WORKING DATA.
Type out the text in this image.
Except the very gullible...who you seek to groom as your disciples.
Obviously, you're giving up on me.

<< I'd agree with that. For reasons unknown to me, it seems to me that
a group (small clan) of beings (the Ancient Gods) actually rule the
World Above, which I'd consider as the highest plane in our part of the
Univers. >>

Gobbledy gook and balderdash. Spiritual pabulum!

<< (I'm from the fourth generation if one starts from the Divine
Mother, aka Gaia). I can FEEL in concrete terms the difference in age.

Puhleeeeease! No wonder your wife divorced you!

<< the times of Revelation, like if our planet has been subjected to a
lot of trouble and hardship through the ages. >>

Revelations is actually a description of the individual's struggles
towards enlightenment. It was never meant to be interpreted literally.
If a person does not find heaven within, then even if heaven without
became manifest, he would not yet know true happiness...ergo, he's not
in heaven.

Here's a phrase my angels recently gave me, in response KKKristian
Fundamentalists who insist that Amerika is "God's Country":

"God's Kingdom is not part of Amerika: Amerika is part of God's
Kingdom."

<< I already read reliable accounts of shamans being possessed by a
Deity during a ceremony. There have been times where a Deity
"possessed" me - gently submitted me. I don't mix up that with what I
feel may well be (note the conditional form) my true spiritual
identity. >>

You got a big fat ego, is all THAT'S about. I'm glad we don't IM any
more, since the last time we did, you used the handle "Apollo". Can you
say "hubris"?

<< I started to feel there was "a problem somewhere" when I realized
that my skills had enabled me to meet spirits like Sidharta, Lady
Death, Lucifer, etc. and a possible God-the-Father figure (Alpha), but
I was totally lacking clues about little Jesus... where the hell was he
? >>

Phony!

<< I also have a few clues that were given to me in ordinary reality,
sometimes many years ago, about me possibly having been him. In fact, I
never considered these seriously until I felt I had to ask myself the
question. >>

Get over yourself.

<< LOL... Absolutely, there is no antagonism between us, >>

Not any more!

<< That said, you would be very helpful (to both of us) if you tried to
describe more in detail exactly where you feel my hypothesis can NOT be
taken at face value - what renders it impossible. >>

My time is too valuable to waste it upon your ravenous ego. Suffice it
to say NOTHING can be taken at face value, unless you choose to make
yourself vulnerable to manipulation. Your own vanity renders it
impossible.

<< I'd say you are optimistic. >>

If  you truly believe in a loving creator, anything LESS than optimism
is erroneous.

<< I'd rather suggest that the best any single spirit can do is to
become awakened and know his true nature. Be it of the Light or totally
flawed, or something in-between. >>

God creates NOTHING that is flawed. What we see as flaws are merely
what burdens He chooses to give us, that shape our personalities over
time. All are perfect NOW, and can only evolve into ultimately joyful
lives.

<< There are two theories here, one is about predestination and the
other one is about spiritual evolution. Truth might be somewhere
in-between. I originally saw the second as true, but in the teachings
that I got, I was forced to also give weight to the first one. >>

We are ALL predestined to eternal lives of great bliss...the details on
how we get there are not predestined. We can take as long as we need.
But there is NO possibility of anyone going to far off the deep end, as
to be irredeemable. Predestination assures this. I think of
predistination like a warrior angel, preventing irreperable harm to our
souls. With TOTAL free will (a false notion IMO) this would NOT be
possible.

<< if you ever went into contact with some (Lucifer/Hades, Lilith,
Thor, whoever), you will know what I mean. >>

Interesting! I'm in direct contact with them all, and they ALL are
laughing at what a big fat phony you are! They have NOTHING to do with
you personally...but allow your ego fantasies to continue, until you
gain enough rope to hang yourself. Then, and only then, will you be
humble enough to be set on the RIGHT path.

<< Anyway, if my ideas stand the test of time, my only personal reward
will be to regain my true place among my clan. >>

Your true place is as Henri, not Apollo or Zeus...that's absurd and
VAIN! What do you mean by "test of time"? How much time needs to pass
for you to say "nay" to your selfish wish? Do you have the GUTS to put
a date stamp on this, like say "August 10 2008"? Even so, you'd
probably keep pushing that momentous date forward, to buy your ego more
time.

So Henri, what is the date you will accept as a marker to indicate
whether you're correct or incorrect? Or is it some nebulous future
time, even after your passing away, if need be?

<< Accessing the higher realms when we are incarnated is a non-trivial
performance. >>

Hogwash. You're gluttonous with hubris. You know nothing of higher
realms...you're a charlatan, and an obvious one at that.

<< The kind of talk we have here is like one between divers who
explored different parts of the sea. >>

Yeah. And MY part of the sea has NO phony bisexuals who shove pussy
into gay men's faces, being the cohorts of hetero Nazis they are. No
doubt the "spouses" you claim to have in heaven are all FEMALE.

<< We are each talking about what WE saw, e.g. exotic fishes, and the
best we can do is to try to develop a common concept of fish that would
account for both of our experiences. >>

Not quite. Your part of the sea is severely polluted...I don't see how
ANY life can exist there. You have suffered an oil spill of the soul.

EXERCISE.
Output the complete data exactly as written.

SOLVED EXERCISE.
Type out the text in this image.
Except the very gullible...who you seek to groom as your disciples.
Obviously, you're giving up on me.

<< I'd agree with that. For reasons unknown to me, it seems to me that
a group (small clan) of beings (the Ancient Gods) actually rule the
World Above, which I'd consider as the highest plane in our part of the
Univers. >>

Gobbledy gook and balderdash. Spiritual pabulum!

<< (I'm from the fourth generation if one starts from the Divine
Mother, aka Gaia). I can FEEL in concrete terms the difference in age.

Puhleeeeease! No wonder your wife divorced you!

<< the times of Revelation, like if our planet has been subjected to a
lot of trouble and hardship through the ages. >>

Revelations is actually a description of the individual's struggles
towards enlightenment. It was never meant to be interpreted literally.
If a person does not find heaven within, then even if heaven without
became manifest, he would not yet know true happiness...ergo, he's not
in heaven.

Here's a phrase my angels recently gave me, in response KKKristian
Fundamentalists who insist that Amerika is "God's Country":

"God's Kingdom is not part of Amerika: Amerika is part of God's
Kingdom."

<< I already read reliable accounts of shamans being possessed by a
Deity during a ceremony. There have been times where a Deity
"possessed" me - gently submitted me. I don't mix up that with what I
feel may well be (note the conditional form) my true spiritual
identity. >>

You got a big fat ego, is all THAT'S about. I'm glad we don't IM any
more, since the last time we did, you used the handle "Apollo". Can you
say "hubris"?

<< I started to feel there was "a problem somewhere" when I realized
that my skills had enabled me to meet spirits like Sidharta, Lady
Death, Lucifer, etc. and a possible God-the-Father figure (Alpha), but
I was totally lacking clues about little Jesus... where the hell was he
? >>

Phony!

<< I also have a few clues that were given to me in ordinary reality,
sometimes many years ago, about me possibly having been him. In fact, I
never considered these seriously until I felt I had to ask myself the
question. >>

Get over yourself.

<< LOL... Absolutely, there is no antagonism between us, >>

Not any more!

<< That said, you would be very helpful (to both of us) if you tried to
describe more in detail exactly where you feel my hypothesis can NOT be
taken at face value - what renders it impossible. >>

My time is too valuable to waste it upon your ravenous ego. Suffice it
to say NOTHING can be taken at face value, unless you choose to make
yourself vulnerable to manipulation. Your own vanity renders it
impossible.

<< I'd say you are optimistic. >>

If  you truly believe in a loving creator, anything LESS than optimism
is erroneous.

<< I'd rather suggest that the best any single spirit can do is to
become awakened and know his true nature. Be it of the Light or totally
flawed, or something in-between. >>

God creates NOTHING that is flawed. What we see as flaws are merely
what burdens He chooses to give us, that shape our personalities over
time. All are perfect NOW, and can only evolve into ultimately joyful
lives.

<< There are two theories here, one is about predestination and the
other one is about spiritual evolution. Truth might be somewhere
in-between. I originally saw the second as true, but in the teachings
that I got, I was forced to also give weight to the first one. >>

We are ALL predestined to eternal lives of great bliss...the details on
how we get there are not predestined. We can take as long as we need.
But there is NO possibility of anyone going to far off the deep end, as
to be irredeemable. Predestination assures this. I think of
predistination like a warrior angel, preventing irreperable harm to our
souls. With TOTAL free will (a false notion IMO) this would NOT be
possible.

<< if you ever went into contact with some (Lucifer/Hades, Lilith,
Thor, whoever), you will know what I mean. >>

Interesting! I'm in direct contact with them all, and they ALL are
laughing at what a big fat phony you are! They have NOTHING to do with
you personally...but allow your ego fantasies to continue, until you
gain enough rope to hang yourself. Then, and only then, will you be
humble enough to be set on the RIGHT path.

<< Anyway, if my ideas stand the test of time, my only personal reward
will be to regain my true place among my clan. >>

Your true place is as Henri, not Apollo or Zeus...that's absurd and
VAIN! What do you mean by "test of time"? How much time needs to pass
for you to say "nay" to your selfish wish? Do you have the GUTS to put
a date stamp on this, like say "August 10 2008"? Even so, you'd
probably keep pushing that momentous date forward, to buy your ego more
time.

So Henri, what is the date you will accept as a marker to indicate
whether you're correct or incorrect? Or is it some nebulous future
time, even after your passing away, if need be?

<< Accessing the higher realms when we are incarnated is a non-trivial
performance. >>

Hogwash. You're gluttonous with hubris. You know nothing of higher
realms...you're a charlatan, and an obvious one at that.

<< The kind of talk we have here is like one between divers who
explored different parts of the sea. >>

Yeah. And MY part of the sea has NO phony bisexuals who shove pussy
into gay men's faces, being the cohorts of hetero Nazis they are. No
doubt the "spouses" you claim to have in heaven are all FEMALE.

<< We are each talking about what WE saw, e.g. exotic fishes, and the
best we can do is to try to develop a common concept of fish that would
account for both of our experiences. >>

Not quite. Your part of the sea is severely polluted...I don't see how
ANY life can exist there. You have suffered an oil spill of the soul.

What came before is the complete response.